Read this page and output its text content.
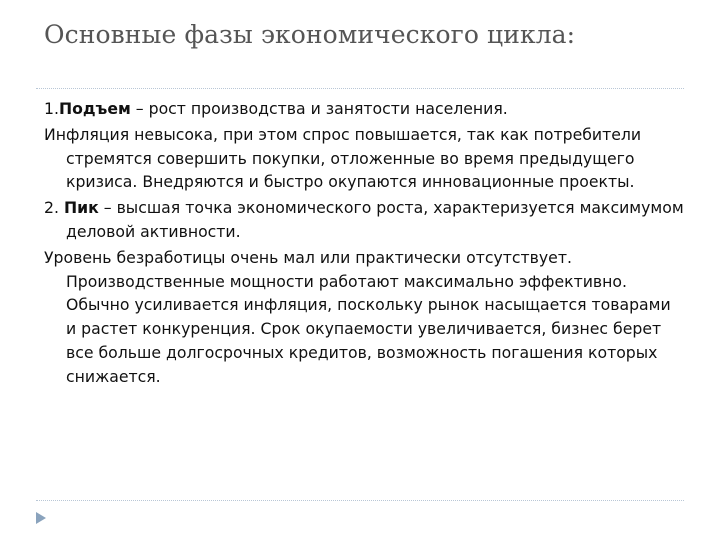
Основные фазы экономического цикла:

1.Подъем – рост производства и занятости населения.

Инфляция невысока, при этом спрос повышается, так как потребители стремятся совершить покупки, отложенные во время предыдущего кризиса. Внедряются и быстро окупаются инновационные проекты.

2. Пик – высшая точка экономического роста, характеризуется максимумом деловой активности.

Уровень безработицы очень мал или практически отсутствует. Производственные мощности работают максимально эффективно. Обычно усиливается инфляция, поскольку рынок насыщается товарами и растет конкуренция. Срок окупаемости увеличивается, бизнес берет все больше долгосрочных кредитов, возможность погашения которых снижается.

● WHAT YOU SHOULD DO
Find the word "экономического" in the data and show each line that holds it.

● FULL ANSWER
Основные фазы экономического цикла:
2. Пик – высшая точка экономического роста, характеризуется максимумом деловой активности.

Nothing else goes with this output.